» **To be done**
Return every line of the records below verbatim, with no pictures in the copy.

» **Data for this exercise**
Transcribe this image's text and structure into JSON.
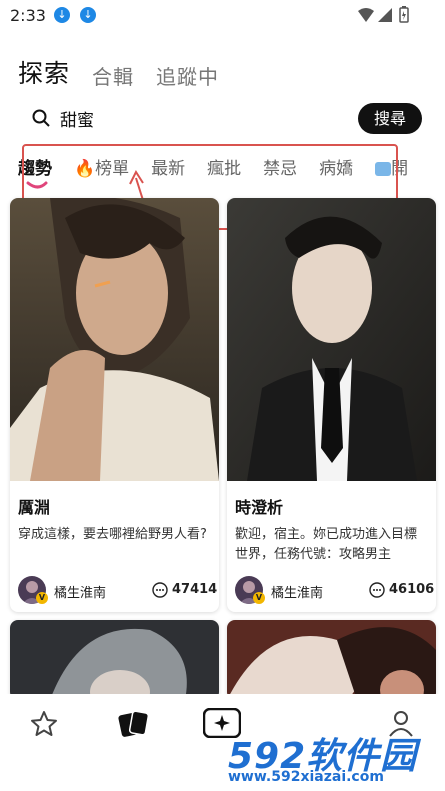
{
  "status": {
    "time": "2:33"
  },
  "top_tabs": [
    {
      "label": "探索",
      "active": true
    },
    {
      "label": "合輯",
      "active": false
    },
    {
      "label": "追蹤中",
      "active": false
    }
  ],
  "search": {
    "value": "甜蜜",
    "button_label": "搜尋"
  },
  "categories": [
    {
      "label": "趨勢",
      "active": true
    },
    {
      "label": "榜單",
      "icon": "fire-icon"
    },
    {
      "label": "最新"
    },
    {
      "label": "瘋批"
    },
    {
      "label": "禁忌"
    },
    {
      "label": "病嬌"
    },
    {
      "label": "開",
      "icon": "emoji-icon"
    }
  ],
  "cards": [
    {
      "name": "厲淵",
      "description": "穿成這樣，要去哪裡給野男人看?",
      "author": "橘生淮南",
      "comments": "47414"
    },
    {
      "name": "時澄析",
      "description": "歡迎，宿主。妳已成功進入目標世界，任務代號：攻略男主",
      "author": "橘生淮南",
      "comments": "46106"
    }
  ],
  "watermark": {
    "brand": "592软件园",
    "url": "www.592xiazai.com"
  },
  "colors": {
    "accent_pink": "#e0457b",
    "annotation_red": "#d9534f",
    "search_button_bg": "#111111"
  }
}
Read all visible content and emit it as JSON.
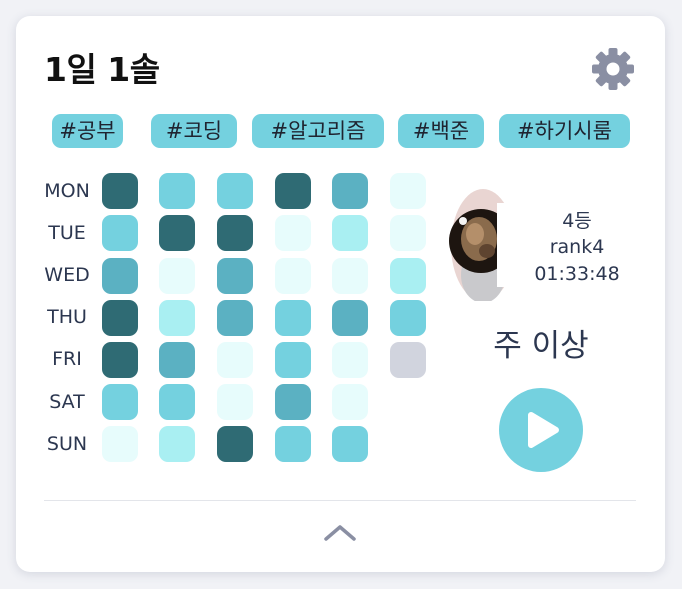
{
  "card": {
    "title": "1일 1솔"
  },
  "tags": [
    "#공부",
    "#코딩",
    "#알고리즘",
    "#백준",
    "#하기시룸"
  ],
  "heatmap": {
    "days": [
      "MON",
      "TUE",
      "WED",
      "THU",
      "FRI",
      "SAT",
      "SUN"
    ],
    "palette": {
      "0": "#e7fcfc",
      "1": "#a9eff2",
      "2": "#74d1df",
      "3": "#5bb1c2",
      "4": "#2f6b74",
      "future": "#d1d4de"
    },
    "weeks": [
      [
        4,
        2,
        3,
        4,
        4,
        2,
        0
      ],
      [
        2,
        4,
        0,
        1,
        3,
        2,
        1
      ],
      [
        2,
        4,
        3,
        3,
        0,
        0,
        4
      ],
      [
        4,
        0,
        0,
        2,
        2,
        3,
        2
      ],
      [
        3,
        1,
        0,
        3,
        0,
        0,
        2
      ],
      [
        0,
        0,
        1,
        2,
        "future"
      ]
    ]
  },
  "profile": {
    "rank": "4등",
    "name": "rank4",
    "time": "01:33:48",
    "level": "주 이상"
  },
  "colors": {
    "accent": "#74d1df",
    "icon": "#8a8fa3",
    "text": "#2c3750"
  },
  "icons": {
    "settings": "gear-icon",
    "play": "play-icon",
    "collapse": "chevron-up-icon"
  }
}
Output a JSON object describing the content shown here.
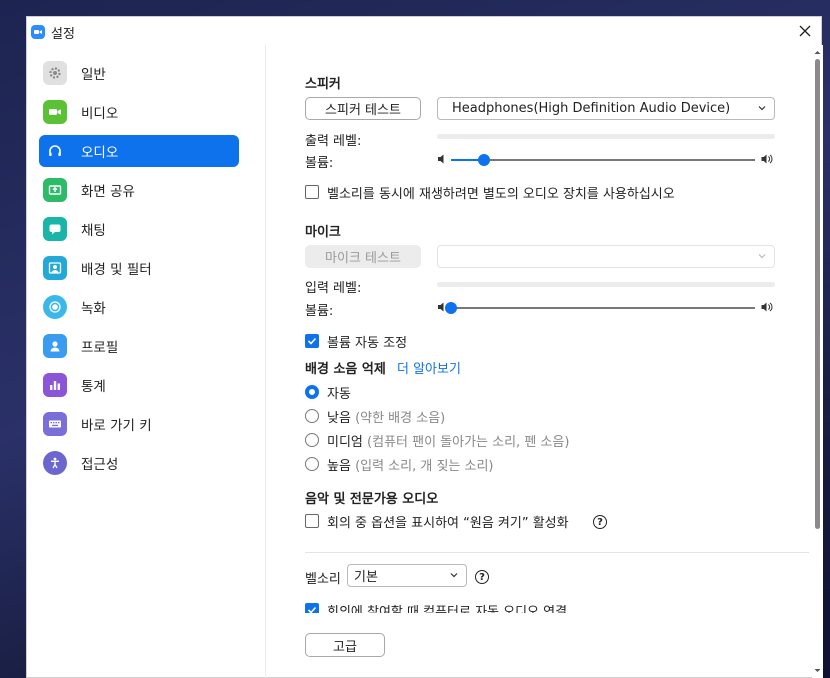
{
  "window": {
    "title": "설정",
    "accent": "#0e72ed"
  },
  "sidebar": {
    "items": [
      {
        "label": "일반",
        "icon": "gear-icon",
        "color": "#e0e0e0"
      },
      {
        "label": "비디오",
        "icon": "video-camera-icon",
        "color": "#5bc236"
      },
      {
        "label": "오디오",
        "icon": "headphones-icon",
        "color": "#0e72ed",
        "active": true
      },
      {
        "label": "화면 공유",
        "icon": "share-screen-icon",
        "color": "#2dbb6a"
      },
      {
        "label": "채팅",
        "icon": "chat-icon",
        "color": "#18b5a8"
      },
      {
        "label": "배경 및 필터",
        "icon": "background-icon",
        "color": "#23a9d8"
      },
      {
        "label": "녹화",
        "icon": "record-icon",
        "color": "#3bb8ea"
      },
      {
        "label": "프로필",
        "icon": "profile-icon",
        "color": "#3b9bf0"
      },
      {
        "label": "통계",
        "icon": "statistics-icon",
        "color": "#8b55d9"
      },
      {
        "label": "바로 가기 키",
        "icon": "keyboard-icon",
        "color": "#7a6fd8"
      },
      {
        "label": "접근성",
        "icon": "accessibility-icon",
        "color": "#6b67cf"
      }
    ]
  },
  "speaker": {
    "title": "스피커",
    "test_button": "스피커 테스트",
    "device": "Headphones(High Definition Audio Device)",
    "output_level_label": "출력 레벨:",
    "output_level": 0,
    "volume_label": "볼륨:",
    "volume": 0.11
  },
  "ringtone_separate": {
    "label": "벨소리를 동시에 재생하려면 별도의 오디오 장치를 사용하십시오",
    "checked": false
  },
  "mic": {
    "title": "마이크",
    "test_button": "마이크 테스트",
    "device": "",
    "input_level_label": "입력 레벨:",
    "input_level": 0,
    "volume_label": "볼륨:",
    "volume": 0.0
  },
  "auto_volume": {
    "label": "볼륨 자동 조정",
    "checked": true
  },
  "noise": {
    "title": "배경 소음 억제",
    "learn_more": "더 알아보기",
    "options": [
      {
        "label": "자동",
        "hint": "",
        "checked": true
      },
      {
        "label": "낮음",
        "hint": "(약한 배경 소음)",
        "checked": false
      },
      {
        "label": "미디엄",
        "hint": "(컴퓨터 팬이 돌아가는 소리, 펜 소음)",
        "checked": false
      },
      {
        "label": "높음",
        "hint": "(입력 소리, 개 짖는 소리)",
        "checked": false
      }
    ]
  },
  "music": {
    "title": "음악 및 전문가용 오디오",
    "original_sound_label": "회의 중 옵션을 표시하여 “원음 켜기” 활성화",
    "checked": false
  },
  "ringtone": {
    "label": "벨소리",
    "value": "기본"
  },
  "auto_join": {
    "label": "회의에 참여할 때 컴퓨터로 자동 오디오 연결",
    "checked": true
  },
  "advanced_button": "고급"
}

» **Response**
Transcribe this image's text and structure into JSON.
{
  "status": {
    "time": "2:33"
  },
  "top_tabs": [
    {
      "label": "探索",
      "active": true
    },
    {
      "label": "合輯",
      "active": false
    },
    {
      "label": "追蹤中",
      "active": false
    }
  ],
  "search": {
    "value": "甜蜜",
    "button_label": "搜尋"
  },
  "categories": [
    {
      "label": "趨勢",
      "active": true
    },
    {
      "label": "榜單",
      "icon": "fire-icon"
    },
    {
      "label": "最新"
    },
    {
      "label": "瘋批"
    },
    {
      "label": "禁忌"
    },
    {
      "label": "病嬌"
    },
    {
      "label": "開",
      "icon": "emoji-icon"
    }
  ],
  "cards": [
    {
      "name": "厲淵",
      "description": "穿成這樣，要去哪裡給野男人看?",
      "author": "橘生淮南",
      "comments": "47414"
    },
    {
      "name": "時澄析",
      "description": "歡迎，宿主。妳已成功進入目標世界，任務代號：攻略男主",
      "author": "橘生淮南",
      "comments": "46106"
    }
  ],
  "watermark": {
    "brand": "592软件园",
    "url": "www.592xiazai.com"
  },
  "colors": {
    "accent_pink": "#e0457b",
    "annotation_red": "#d9534f",
    "search_button_bg": "#111111"
  }
}
Read all visible content and emit it as JSON.
{
  "card": {
    "title": "1일 1솔"
  },
  "tags": [
    "#공부",
    "#코딩",
    "#알고리즘",
    "#백준",
    "#하기시룸"
  ],
  "heatmap": {
    "days": [
      "MON",
      "TUE",
      "WED",
      "THU",
      "FRI",
      "SAT",
      "SUN"
    ],
    "palette": {
      "0": "#e7fcfc",
      "1": "#a9eff2",
      "2": "#74d1df",
      "3": "#5bb1c2",
      "4": "#2f6b74",
      "future": "#d1d4de"
    },
    "weeks": [
      [
        4,
        2,
        3,
        4,
        4,
        2,
        0
      ],
      [
        2,
        4,
        0,
        1,
        3,
        2,
        1
      ],
      [
        2,
        4,
        3,
        3,
        0,
        0,
        4
      ],
      [
        4,
        0,
        0,
        2,
        2,
        3,
        2
      ],
      [
        3,
        1,
        0,
        3,
        0,
        0,
        2
      ],
      [
        0,
        0,
        1,
        2,
        "future"
      ]
    ]
  },
  "profile": {
    "rank": "4등",
    "name": "rank4",
    "time": "01:33:48",
    "level": "주 이상"
  },
  "colors": {
    "accent": "#74d1df",
    "icon": "#8a8fa3",
    "text": "#2c3750"
  },
  "icons": {
    "settings": "gear-icon",
    "play": "play-icon",
    "collapse": "chevron-up-icon"
  }
}
Output a JSON object describing the content shown here.
{
  "window": {
    "title": "설정",
    "accent": "#0e72ed"
  },
  "sidebar": {
    "items": [
      {
        "label": "일반",
        "icon": "gear-icon",
        "color": "#e0e0e0"
      },
      {
        "label": "비디오",
        "icon": "video-camera-icon",
        "color": "#5bc236"
      },
      {
        "label": "오디오",
        "icon": "headphones-icon",
        "color": "#0e72ed",
        "active": true
      },
      {
        "label": "화면 공유",
        "icon": "share-screen-icon",
        "color": "#2dbb6a"
      },
      {
        "label": "채팅",
        "icon": "chat-icon",
        "color": "#18b5a8"
      },
      {
        "label": "배경 및 필터",
        "icon": "background-icon",
        "color": "#23a9d8"
      },
      {
        "label": "녹화",
        "icon": "record-icon",
        "color": "#3bb8ea"
      },
      {
        "label": "프로필",
        "icon": "profile-icon",
        "color": "#3b9bf0"
      },
      {
        "label": "통계",
        "icon": "statistics-icon",
        "color": "#8b55d9"
      },
      {
        "label": "바로 가기 키",
        "icon": "keyboard-icon",
        "color": "#7a6fd8"
      },
      {
        "label": "접근성",
        "icon": "accessibility-icon",
        "color": "#6b67cf"
      }
    ]
  },
  "speaker": {
    "title": "스피커",
    "test_button": "스피커 테스트",
    "device": "Headphones(High Definition Audio Device)",
    "output_level_label": "출력 레벨:",
    "output_level": 0,
    "volume_label": "볼륨:",
    "volume": 0.11
  },
  "ringtone_separate": {
    "label": "벨소리를 동시에 재생하려면 별도의 오디오 장치를 사용하십시오",
    "checked": false
  },
  "mic": {
    "title": "마이크",
    "test_button": "마이크 테스트",
    "device": "",
    "input_level_label": "입력 레벨:",
    "input_level": 0,
    "volume_label": "볼륨:",
    "volume": 0.0
  },
  "auto_volume": {
    "label": "볼륨 자동 조정",
    "checked": true
  },
  "noise": {
    "title": "배경 소음 억제",
    "learn_more": "더 알아보기",
    "options": [
      {
        "label": "자동",
        "hint": "",
        "checked": true
      },
      {
        "label": "낮음",
        "hint": "(약한 배경 소음)",
        "checked": false
      },
      {
        "label": "미디엄",
        "hint": "(컴퓨터 팬이 돌아가는 소리, 펜 소음)",
        "checked": false
      },
      {
        "label": "높음",
        "hint": "(입력 소리, 개 짖는 소리)",
        "checked": false
      }
    ]
  },
  "music": {
    "title": "음악 및 전문가용 오디오",
    "original_sound_label": "회의 중 옵션을 표시하여 “원음 켜기” 활성화",
    "checked": false
  },
  "ringtone": {
    "label": "벨소리",
    "value": "기본"
  },
  "auto_join": {
    "label": "회의에 참여할 때 컴퓨터로 자동 오디오 연결",
    "checked": true
  },
  "advanced_button": "고급"
}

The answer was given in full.